Take every line where the string "series" appears and copy it.

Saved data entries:

---

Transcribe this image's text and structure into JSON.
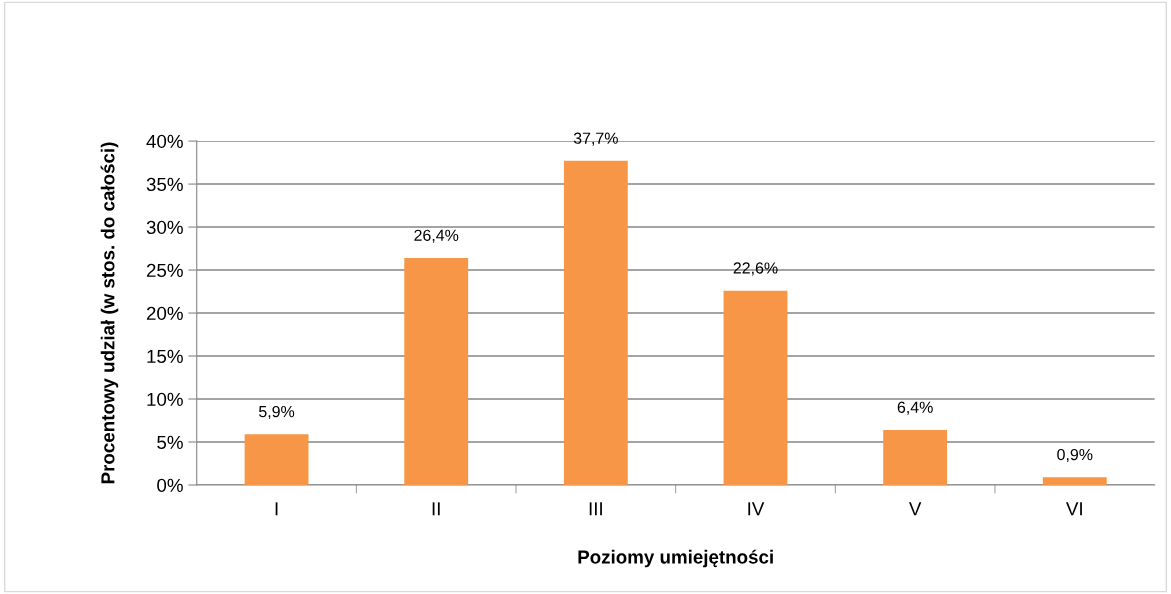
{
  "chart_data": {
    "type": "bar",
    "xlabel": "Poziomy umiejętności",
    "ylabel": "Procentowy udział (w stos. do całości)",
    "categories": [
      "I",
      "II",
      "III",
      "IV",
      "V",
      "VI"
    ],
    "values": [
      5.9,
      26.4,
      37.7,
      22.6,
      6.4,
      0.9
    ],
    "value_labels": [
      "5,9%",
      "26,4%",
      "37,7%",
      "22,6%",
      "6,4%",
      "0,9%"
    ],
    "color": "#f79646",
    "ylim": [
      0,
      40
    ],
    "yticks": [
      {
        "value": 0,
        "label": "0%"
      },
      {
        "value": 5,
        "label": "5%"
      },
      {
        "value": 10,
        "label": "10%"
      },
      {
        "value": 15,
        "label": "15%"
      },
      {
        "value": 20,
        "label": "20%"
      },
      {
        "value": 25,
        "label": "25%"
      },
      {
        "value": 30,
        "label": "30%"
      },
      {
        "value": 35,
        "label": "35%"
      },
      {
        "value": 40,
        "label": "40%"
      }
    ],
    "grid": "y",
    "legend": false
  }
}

---

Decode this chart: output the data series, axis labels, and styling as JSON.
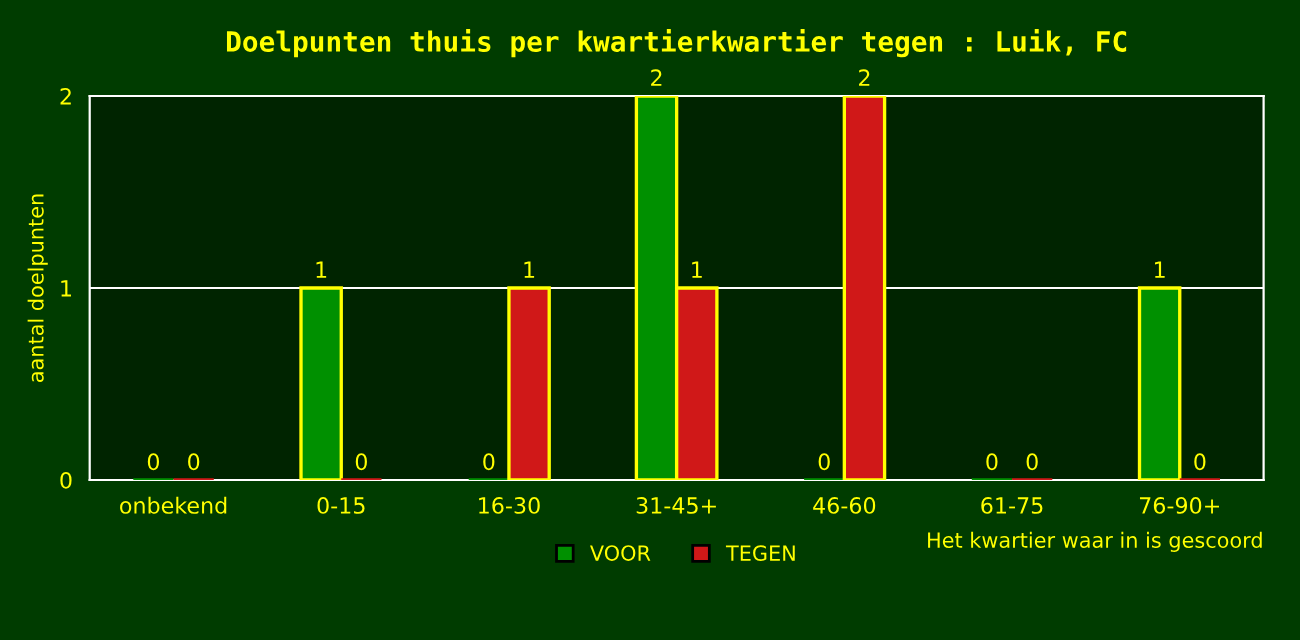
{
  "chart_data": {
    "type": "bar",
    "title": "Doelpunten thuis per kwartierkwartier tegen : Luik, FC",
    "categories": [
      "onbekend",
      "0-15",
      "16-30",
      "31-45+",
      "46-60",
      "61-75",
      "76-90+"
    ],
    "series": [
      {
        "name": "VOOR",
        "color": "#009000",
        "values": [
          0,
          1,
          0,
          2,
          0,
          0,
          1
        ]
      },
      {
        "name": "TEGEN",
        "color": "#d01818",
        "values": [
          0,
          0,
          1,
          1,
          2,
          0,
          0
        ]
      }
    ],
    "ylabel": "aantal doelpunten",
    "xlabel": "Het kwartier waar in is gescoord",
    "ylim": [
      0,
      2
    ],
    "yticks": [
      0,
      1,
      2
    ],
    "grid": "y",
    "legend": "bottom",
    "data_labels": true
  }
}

---

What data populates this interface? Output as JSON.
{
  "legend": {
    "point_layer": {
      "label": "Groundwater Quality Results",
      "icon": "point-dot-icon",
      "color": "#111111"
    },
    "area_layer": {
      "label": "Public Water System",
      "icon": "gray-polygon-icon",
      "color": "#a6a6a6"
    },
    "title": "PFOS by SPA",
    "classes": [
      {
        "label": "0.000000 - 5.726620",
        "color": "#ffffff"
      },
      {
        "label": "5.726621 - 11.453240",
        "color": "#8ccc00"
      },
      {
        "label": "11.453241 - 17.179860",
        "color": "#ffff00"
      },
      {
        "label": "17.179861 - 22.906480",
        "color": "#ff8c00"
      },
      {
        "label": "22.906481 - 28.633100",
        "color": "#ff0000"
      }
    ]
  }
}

---

FULL SOLUTION -
Decode this chart: output the data series, axis labels, and styling as JSON.
    "series": [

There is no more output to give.